Work to be completed:
Go through the listing and return every line with "requirements" in it.
## BEGIN
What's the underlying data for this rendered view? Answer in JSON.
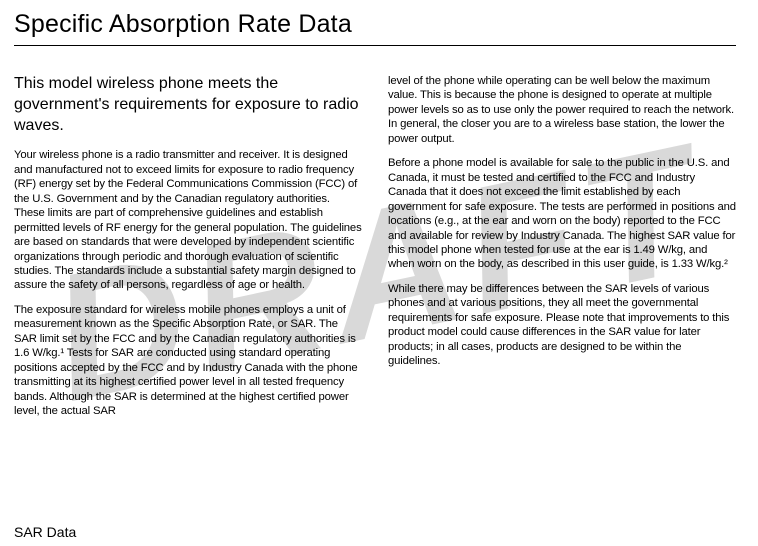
{
  "watermark": "DRAFT",
  "title": "Specific Absorption Rate Data",
  "subtitle": "This model wireless phone meets the government's requirements for exposure to radio waves.",
  "left_paragraphs": [
    "Your wireless phone is a radio transmitter and receiver. It is designed and manufactured not to exceed limits for exposure to radio frequency (RF) energy set by the Federal Communications Commission (FCC) of the U.S. Government and by the Canadian regulatory authorities. These limits are part of comprehensive guidelines and establish permitted levels of RF energy for the general population. The guidelines are based on standards that were developed by independent scientific organizations through periodic and thorough evaluation of scientific studies. The standards include a substantial safety margin designed to assure the safety of all persons, regardless of age or health.",
    "The exposure standard for wireless mobile phones employs a unit of measurement known as the Specific Absorption Rate, or SAR. The SAR limit set by the FCC and by the Canadian regulatory authorities is 1.6 W/kg.¹ Tests for SAR are conducted using standard operating positions accepted by the FCC and by Industry Canada with the phone transmitting at its highest certified power level in all tested frequency bands. Although the SAR is determined at the highest certified power level, the actual SAR"
  ],
  "right_paragraphs": [
    "level of the phone while operating can be well below the maximum value. This is because the phone is designed to operate at multiple power levels so as to use only the power required to reach the network. In general, the closer you are to a wireless base station, the lower the power output.",
    "Before a phone model is available for sale to the public in the U.S. and Canada, it must be tested and certified to the FCC and Industry Canada that it does not exceed the limit established by each government for safe exposure. The tests are performed in positions and locations (e.g., at the ear and worn on the body) reported to the FCC and available for review by Industry Canada. The highest SAR value for this model phone when tested for use at the ear is 1.49 W/kg, and when worn on the body, as described in this user guide, is 1.33 W/kg.²",
    "While there may be differences between the SAR levels of various phones and at various positions, they all meet the governmental requirements for safe exposure. Please note that improvements to this product model could cause differences in the SAR value for later products; in all cases, products are designed to be within the guidelines."
  ],
  "footer": "SAR Data"
}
## END
Solution:
  "subtitle": "This model wireless phone meets the government's requirements for exposure to radio waves.",
    "While there may be differences between the SAR levels of various phones and at various positions, they all meet the governmental requirements for safe exposure. Please note that improvements to this product model could cause differences in the SAR value for later products; in all cases, products are designed to be within the guidelines."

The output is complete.